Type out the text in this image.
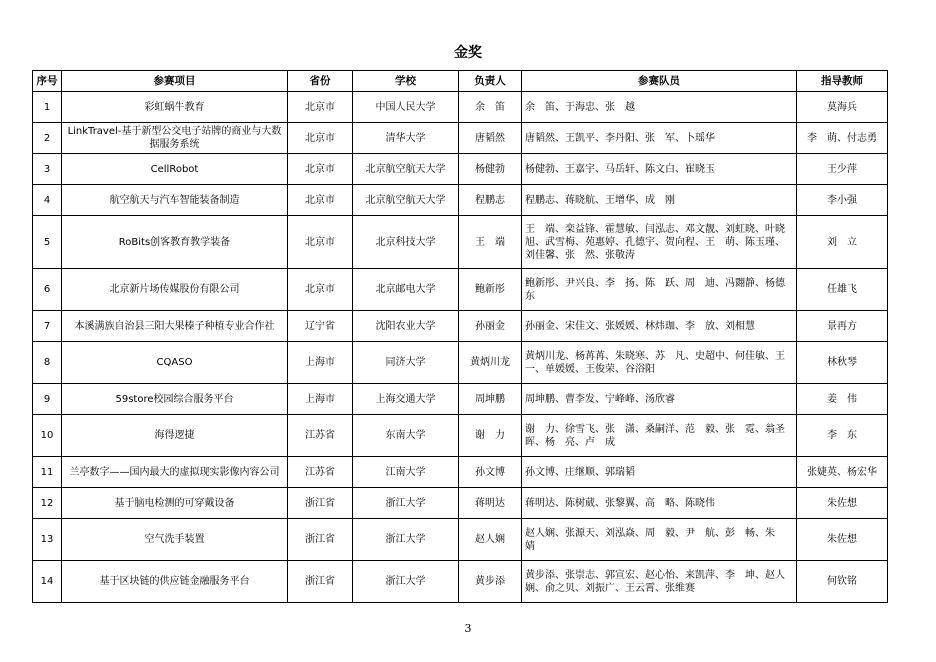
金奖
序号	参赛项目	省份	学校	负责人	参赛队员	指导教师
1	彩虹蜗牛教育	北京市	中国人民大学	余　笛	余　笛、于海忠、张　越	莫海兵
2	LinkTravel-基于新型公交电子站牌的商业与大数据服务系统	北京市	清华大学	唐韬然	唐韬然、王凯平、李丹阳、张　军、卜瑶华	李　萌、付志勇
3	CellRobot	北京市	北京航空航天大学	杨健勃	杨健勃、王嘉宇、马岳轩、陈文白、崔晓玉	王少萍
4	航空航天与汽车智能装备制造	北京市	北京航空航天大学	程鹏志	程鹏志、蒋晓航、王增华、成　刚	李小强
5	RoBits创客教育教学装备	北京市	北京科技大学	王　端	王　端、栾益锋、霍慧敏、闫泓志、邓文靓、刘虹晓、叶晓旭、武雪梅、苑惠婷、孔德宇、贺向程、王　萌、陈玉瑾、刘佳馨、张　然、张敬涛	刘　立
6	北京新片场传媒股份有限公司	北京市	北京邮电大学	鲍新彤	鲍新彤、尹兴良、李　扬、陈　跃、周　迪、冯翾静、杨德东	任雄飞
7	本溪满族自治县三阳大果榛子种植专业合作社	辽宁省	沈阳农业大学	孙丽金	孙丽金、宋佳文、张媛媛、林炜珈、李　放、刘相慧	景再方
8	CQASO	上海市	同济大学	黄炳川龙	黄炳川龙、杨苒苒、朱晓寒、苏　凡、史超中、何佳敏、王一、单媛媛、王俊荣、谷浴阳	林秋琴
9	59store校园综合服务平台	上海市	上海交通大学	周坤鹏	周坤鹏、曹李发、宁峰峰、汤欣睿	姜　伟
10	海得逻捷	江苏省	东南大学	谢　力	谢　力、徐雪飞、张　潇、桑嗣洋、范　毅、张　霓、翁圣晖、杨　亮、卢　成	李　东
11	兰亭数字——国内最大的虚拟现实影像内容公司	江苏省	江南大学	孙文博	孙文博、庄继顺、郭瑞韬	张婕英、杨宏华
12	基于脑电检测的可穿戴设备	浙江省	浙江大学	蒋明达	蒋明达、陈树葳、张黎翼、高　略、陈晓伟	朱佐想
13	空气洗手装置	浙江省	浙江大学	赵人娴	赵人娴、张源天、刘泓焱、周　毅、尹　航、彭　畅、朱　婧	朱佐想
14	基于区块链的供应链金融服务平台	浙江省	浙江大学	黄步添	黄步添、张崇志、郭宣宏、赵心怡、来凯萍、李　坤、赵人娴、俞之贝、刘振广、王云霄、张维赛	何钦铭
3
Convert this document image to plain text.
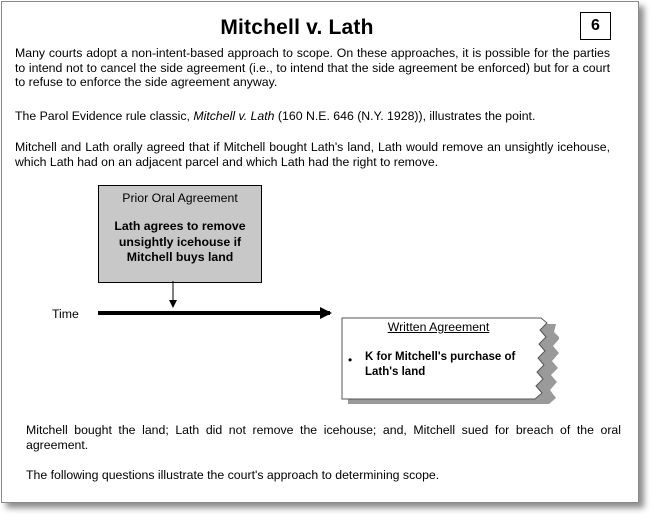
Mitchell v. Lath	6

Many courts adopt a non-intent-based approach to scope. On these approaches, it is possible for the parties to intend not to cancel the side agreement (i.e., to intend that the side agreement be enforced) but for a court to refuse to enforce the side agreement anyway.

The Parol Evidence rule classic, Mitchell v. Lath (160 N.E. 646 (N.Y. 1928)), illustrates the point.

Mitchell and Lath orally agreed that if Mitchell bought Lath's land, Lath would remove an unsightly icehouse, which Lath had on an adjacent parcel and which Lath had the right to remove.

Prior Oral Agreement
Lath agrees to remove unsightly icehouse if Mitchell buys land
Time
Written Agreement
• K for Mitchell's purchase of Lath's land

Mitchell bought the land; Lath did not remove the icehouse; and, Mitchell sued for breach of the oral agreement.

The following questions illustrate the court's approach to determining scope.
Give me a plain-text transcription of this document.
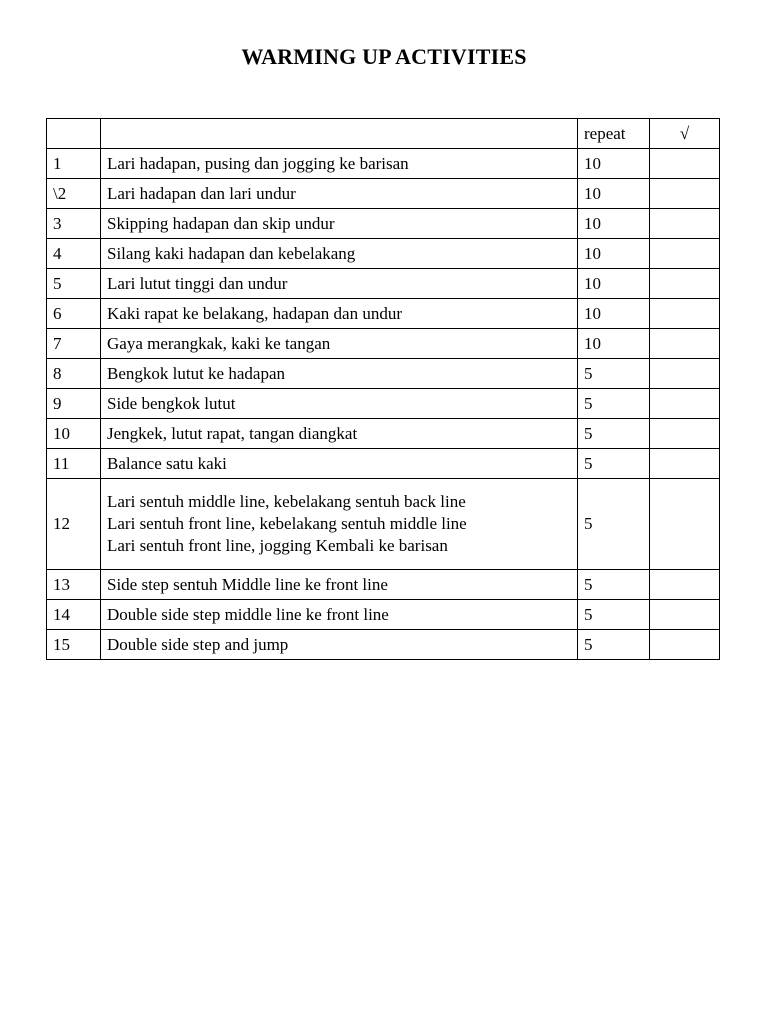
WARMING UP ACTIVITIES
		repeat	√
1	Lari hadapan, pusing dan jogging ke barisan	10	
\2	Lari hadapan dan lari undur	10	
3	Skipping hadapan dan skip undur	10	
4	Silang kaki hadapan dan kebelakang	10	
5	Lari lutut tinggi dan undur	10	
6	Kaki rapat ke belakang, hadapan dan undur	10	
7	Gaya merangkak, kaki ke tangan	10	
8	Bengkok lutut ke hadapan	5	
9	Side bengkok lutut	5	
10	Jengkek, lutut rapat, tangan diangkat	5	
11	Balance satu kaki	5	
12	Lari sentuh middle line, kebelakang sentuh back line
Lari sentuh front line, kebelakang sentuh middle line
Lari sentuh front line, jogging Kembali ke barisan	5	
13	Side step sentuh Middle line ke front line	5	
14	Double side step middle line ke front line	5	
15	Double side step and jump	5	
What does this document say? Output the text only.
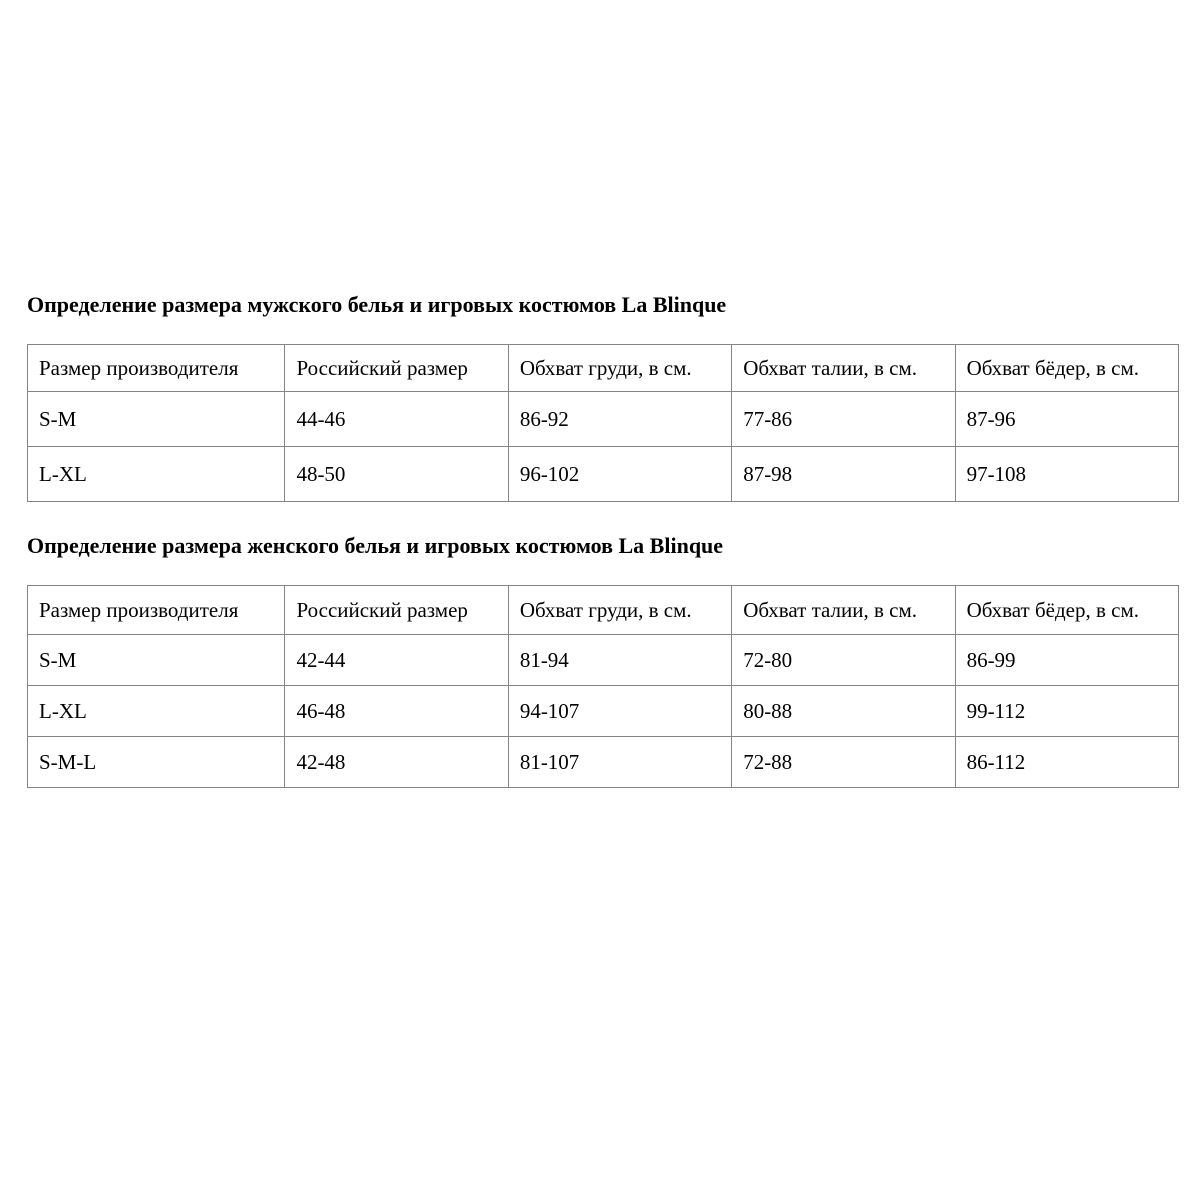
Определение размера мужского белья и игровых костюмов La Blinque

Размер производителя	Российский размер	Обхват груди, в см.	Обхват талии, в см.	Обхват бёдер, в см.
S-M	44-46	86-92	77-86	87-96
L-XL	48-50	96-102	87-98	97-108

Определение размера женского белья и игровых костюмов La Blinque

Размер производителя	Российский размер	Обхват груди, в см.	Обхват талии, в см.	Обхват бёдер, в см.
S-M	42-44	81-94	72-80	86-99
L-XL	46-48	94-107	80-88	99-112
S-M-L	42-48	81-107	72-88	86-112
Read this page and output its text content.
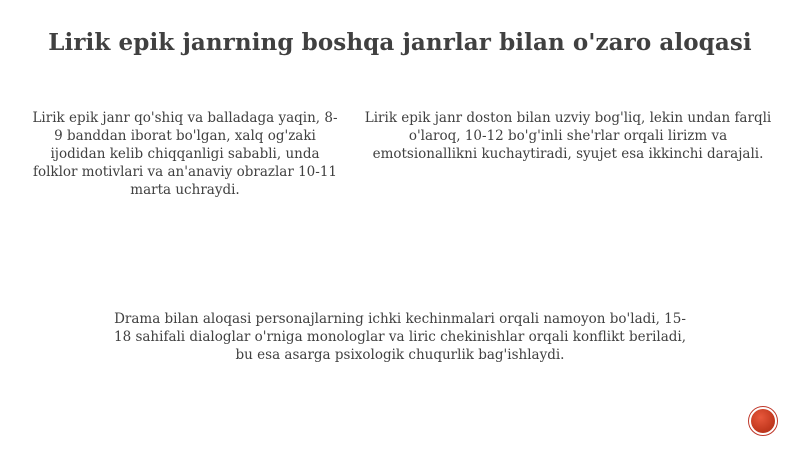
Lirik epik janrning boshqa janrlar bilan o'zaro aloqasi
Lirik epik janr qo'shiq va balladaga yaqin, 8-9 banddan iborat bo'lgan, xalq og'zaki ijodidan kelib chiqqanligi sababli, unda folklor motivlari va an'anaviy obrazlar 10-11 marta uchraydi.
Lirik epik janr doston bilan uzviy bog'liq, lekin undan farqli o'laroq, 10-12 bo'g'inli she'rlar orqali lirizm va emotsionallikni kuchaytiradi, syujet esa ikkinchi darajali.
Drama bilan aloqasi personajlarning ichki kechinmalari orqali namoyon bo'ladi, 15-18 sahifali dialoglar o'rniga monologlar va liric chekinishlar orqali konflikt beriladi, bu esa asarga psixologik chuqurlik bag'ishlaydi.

Task details: Write out the material above once more, exactly as it reads, with no pictures.

Exercise response:
Type out the text in this image.
金奖
序号	参赛项目	省份	学校	负责人	参赛队员	指导教师
1	彩虹蜗牛教育	北京市	中国人民大学	余　笛	余　笛、于海忠、张　越	莫海兵
2	LinkTravel-基于新型公交电子站牌的商业与大数据服务系统	北京市	清华大学	唐韬然	唐韬然、王凯平、李丹阳、张　军、卜瑶华	李　萌、付志勇
3	CellRobot	北京市	北京航空航天大学	杨健勃	杨健勃、王嘉宇、马岳轩、陈文白、崔晓玉	王少萍
4	航空航天与汽车智能装备制造	北京市	北京航空航天大学	程鹏志	程鹏志、蒋晓航、王增华、成　刚	李小强
5	RoBits创客教育教学装备	北京市	北京科技大学	王　端	王　端、栾益锋、霍慧敏、闫泓志、邓文靓、刘虹晓、叶晓旭、武雪梅、苑惠婷、孔德宇、贺向程、王　萌、陈玉瑾、刘佳馨、张　然、张敬涛	刘　立
6	北京新片场传媒股份有限公司	北京市	北京邮电大学	鲍新彤	鲍新彤、尹兴良、李　扬、陈　跃、周　迪、冯翾静、杨德东	任雄飞
7	本溪满族自治县三阳大果榛子种植专业合作社	辽宁省	沈阳农业大学	孙丽金	孙丽金、宋佳文、张媛媛、林炜珈、李　放、刘相慧	景再方
8	CQASO	上海市	同济大学	黄炳川龙	黄炳川龙、杨苒苒、朱晓寒、苏　凡、史超中、何佳敏、王一、单媛媛、王俊荣、谷浴阳	林秋琴
9	59store校园综合服务平台	上海市	上海交通大学	周坤鹏	周坤鹏、曹李发、宁峰峰、汤欣睿	姜　伟
10	海得逻捷	江苏省	东南大学	谢　力	谢　力、徐雪飞、张　潇、桑嗣洋、范　毅、张　霓、翁圣晖、杨　亮、卢　成	李　东
11	兰亭数字——国内最大的虚拟现实影像内容公司	江苏省	江南大学	孙文博	孙文博、庄继顺、郭瑞韬	张婕英、杨宏华
12	基于脑电检测的可穿戴设备	浙江省	浙江大学	蒋明达	蒋明达、陈树葳、张黎翼、高　略、陈晓伟	朱佐想
13	空气洗手装置	浙江省	浙江大学	赵人娴	赵人娴、张源天、刘泓焱、周　毅、尹　航、彭　畅、朱　婧	朱佐想
14	基于区块链的供应链金融服务平台	浙江省	浙江大学	黄步添	黄步添、张崇志、郭宣宏、赵心怡、来凯萍、李　坤、赵人娴、俞之贝、刘振广、王云霄、张维赛	何钦铭
3
Convert this document image to plain text.
Mitchell v. Lath	6

Many courts adopt a non-intent-based approach to scope. On these approaches, it is possible for the parties to intend not to cancel the side agreement (i.e., to intend that the side agreement be enforced) but for a court to refuse to enforce the side agreement anyway.

The Parol Evidence rule classic, Mitchell v. Lath (160 N.E. 646 (N.Y. 1928)), illustrates the point.

Mitchell and Lath orally agreed that if Mitchell bought Lath's land, Lath would remove an unsightly icehouse, which Lath had on an adjacent parcel and which Lath had the right to remove.

Prior Oral Agreement
Lath agrees to remove unsightly icehouse if Mitchell buys land
Time
Written Agreement
• K for Mitchell's purchase of Lath's land

Mitchell bought the land; Lath did not remove the icehouse; and, Mitchell sued for breach of the oral agreement.

The following questions illustrate the court's approach to determining scope.
Give me a plain-text transcription of this document.
WARMING UP ACTIVITIES
		repeat	√
1	Lari hadapan, pusing dan jogging ke barisan	10	
\2	Lari hadapan dan lari undur	10	
3	Skipping hadapan dan skip undur	10	
4	Silang kaki hadapan dan kebelakang	10	
5	Lari lutut tinggi dan undur	10	
6	Kaki rapat ke belakang, hadapan dan undur	10	
7	Gaya merangkak, kaki ke tangan	10	
8	Bengkok lutut ke hadapan	5	
9	Side bengkok lutut	5	
10	Jengkek, lutut rapat, tangan diangkat	5	
11	Balance satu kaki	5	
12	Lari sentuh middle line, kebelakang sentuh back line
Lari sentuh front line, kebelakang sentuh middle line
Lari sentuh front line, jogging Kembali ke barisan	5	
13	Side step sentuh Middle line ke front line	5	
14	Double side step middle line ke front line	5	
15	Double side step and jump	5	
What does this document say? Output the text only.
Определение размера мужского белья и игровых костюмов La Blinque

Размер производителя	Российский размер	Обхват груди, в см.	Обхват талии, в см.	Обхват бёдер, в см.
S-M	44-46	86-92	77-86	87-96
L-XL	48-50	96-102	87-98	97-108

Определение размера женского белья и игровых костюмов La Blinque

Размер производителя	Российский размер	Обхват груди, в см.	Обхват талии, в см.	Обхват бёдер, в см.
S-M	42-44	81-94	72-80	86-99
L-XL	46-48	94-107	80-88	99-112
S-M-L	42-48	81-107	72-88	86-112
Read this page and output its text content.
Lirik epik janrning boshqa janrlar bilan o'zaro aloqasi
Lirik epik janr qo'shiq va balladaga yaqin, 8-9 banddan iborat bo'lgan, xalq og'zaki ijodidan kelib chiqqanligi sababli, unda folklor motivlari va an'anaviy obrazlar 10-11 marta uchraydi.
Lirik epik janr doston bilan uzviy bog'liq, lekin undan farqli o'laroq, 10-12 bo'g'inli she'rlar orqali lirizm va emotsionallikni kuchaytiradi, syujet esa ikkinchi darajali.
Drama bilan aloqasi personajlarning ichki kechinmalari orqali namoyon bo'ladi, 15-18 sahifali dialoglar o'rniga monologlar va liric chekinishlar orqali konflikt beriladi, bu esa asarga psixologik chuqurlik bag'ishlaydi.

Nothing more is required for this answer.